───── Material provided

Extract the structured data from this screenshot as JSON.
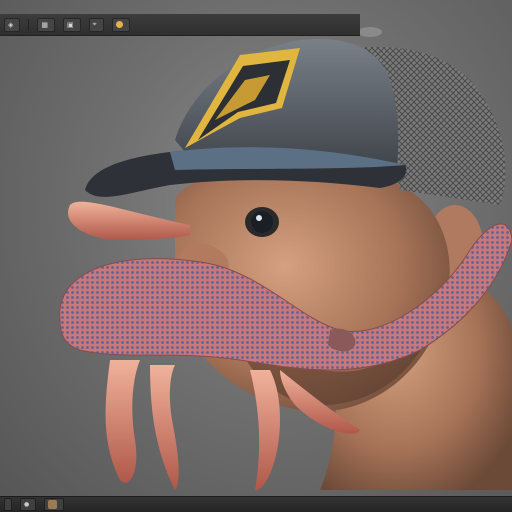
{
  "app": {
    "toolbar": {
      "items": [
        {
          "label": ""
        },
        {
          "label": ""
        },
        {
          "label": ""
        },
        {
          "label": ""
        },
        {
          "label": ""
        }
      ]
    },
    "status": {
      "items": [
        {
          "label": ""
        },
        {
          "label": ""
        },
        {
          "label": ""
        }
      ]
    },
    "icons": [
      "view-icon",
      "grid-icon",
      "light-icon",
      "camera-icon",
      "render-icon"
    ]
  },
  "colors": {
    "background": "#6f6f6f",
    "toolbar": "#333333",
    "cap_crown": "#4a5058",
    "cap_mesh": "#6a6a6a",
    "cap_logo": "#e0b640",
    "skin": "#b8866a",
    "tentacle": "#c86a6a",
    "tentacle_scales": "#5a5f8a"
  }
}
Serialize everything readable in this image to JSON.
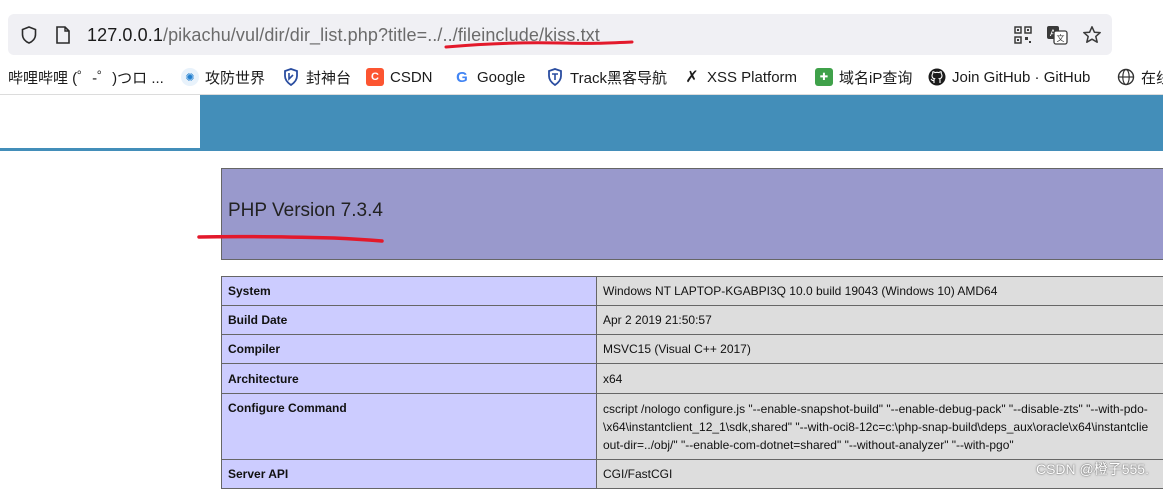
{
  "browser": {
    "url_host": "127.0.0.1",
    "url_path": "/pikachu/vul/dir/dir_list.php?title=../../fileinclude/kiss.txt"
  },
  "bookmarks": [
    {
      "label": "哔哩哔哩 (゜-゜)つロ ...",
      "icon": "bilibili-icon"
    },
    {
      "label": "攻防世界",
      "icon": "adworld-icon"
    },
    {
      "label": "封神台",
      "icon": "shield-icon"
    },
    {
      "label": "CSDN",
      "icon": "csdn-icon"
    },
    {
      "label": "Google",
      "icon": "google-icon"
    },
    {
      "label": "Track黑客导航",
      "icon": "track-icon"
    },
    {
      "label": "XSS Platform",
      "icon": "xss-icon"
    },
    {
      "label": "域名iP查询",
      "icon": "domain-icon"
    },
    {
      "label": "Join GitHub · GitHub",
      "icon": "github-icon"
    },
    {
      "label": "在线",
      "icon": "globe-icon"
    }
  ],
  "page": {
    "php_version_title": "PHP Version 7.3.4",
    "rows": [
      {
        "key": "System",
        "value": "Windows NT LAPTOP-KGABPI3Q 10.0 build 19043 (Windows 10) AMD64"
      },
      {
        "key": "Build Date",
        "value": "Apr 2 2019 21:50:57"
      },
      {
        "key": "Compiler",
        "value": "MSVC15 (Visual C++ 2017)"
      },
      {
        "key": "Architecture",
        "value": "x64"
      },
      {
        "key": "Configure Command",
        "value_lines": [
          "cscript /nologo configure.js \"--enable-snapshot-build\" \"--enable-debug-pack\" \"--disable-zts\" \"--with-pdo-",
          "\\x64\\instantclient_12_1\\sdk,shared\" \"--with-oci8-12c=c:\\php-snap-build\\deps_aux\\oracle\\x64\\instantclie",
          "out-dir=../obj/\" \"--enable-com-dotnet=shared\" \"--without-analyzer\" \"--with-pgo\""
        ]
      },
      {
        "key": "Server API",
        "value": "CGI/FastCGI"
      }
    ]
  },
  "watermark": "CSDN @橙子555.",
  "colors": {
    "banner": "#438eb9",
    "php_header": "#9999cc",
    "key_cell": "#ccccff",
    "value_cell": "#dddddd",
    "annotation": "#e3192b"
  }
}
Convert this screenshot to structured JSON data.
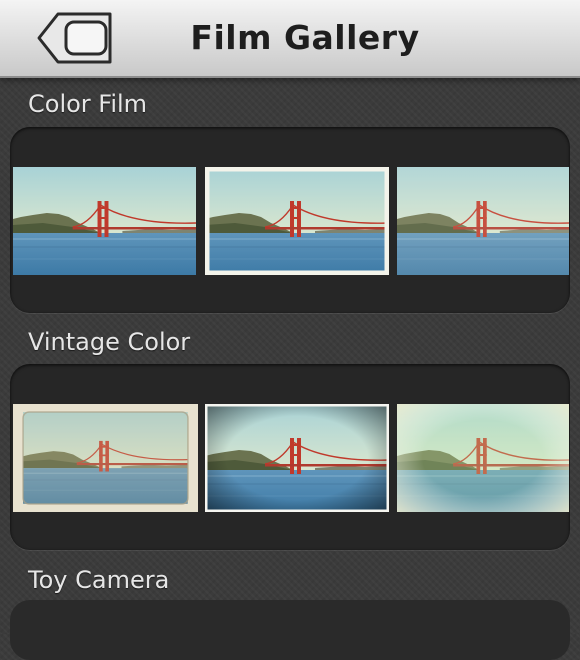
{
  "header": {
    "title": "Film Gallery",
    "back_icon": "back-arrow-icon"
  },
  "sections": [
    {
      "label": "Color Film",
      "thumbnails": [
        {
          "style": "standard"
        },
        {
          "style": "white-border"
        },
        {
          "style": "faded"
        }
      ]
    },
    {
      "label": "Vintage Color",
      "thumbnails": [
        {
          "style": "aged-frame"
        },
        {
          "style": "vignette"
        },
        {
          "style": "cross-processed"
        }
      ]
    },
    {
      "label": "Toy Camera",
      "thumbnails": []
    }
  ],
  "colors": {
    "header_bg": "#dcdcdc",
    "title": "#1e1e1e",
    "panel_bg": "#262626",
    "background": "#3b3b3b",
    "bridge_red": "#c0392b"
  }
}
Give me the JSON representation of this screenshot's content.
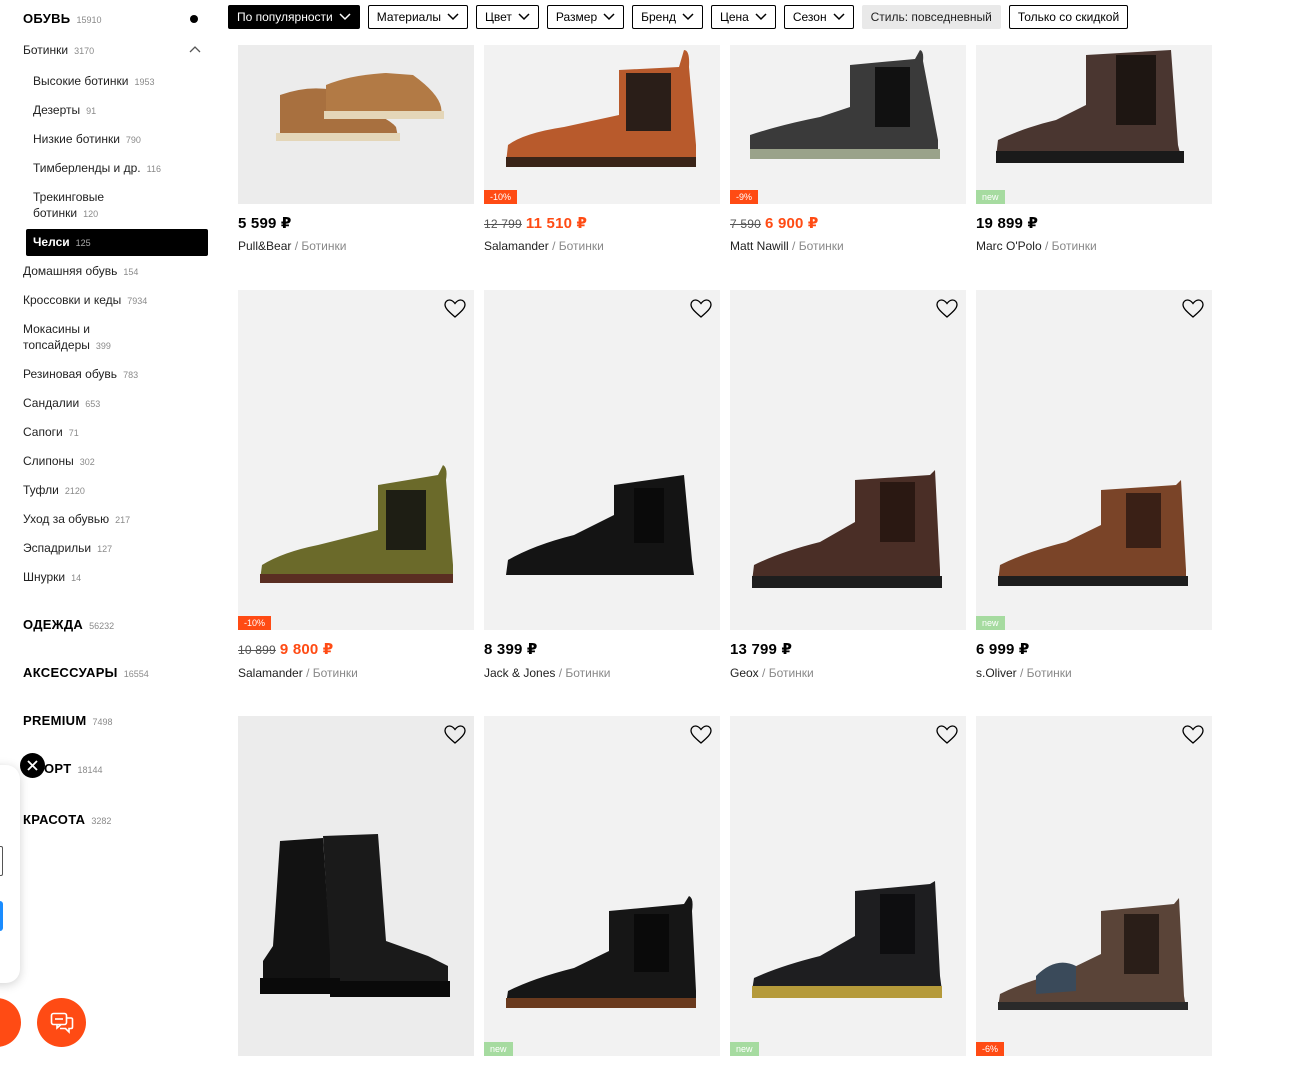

──────────

» Objective: Report how many lines in the data include the word "this", and give nothing but the count.

» Answer in full: 4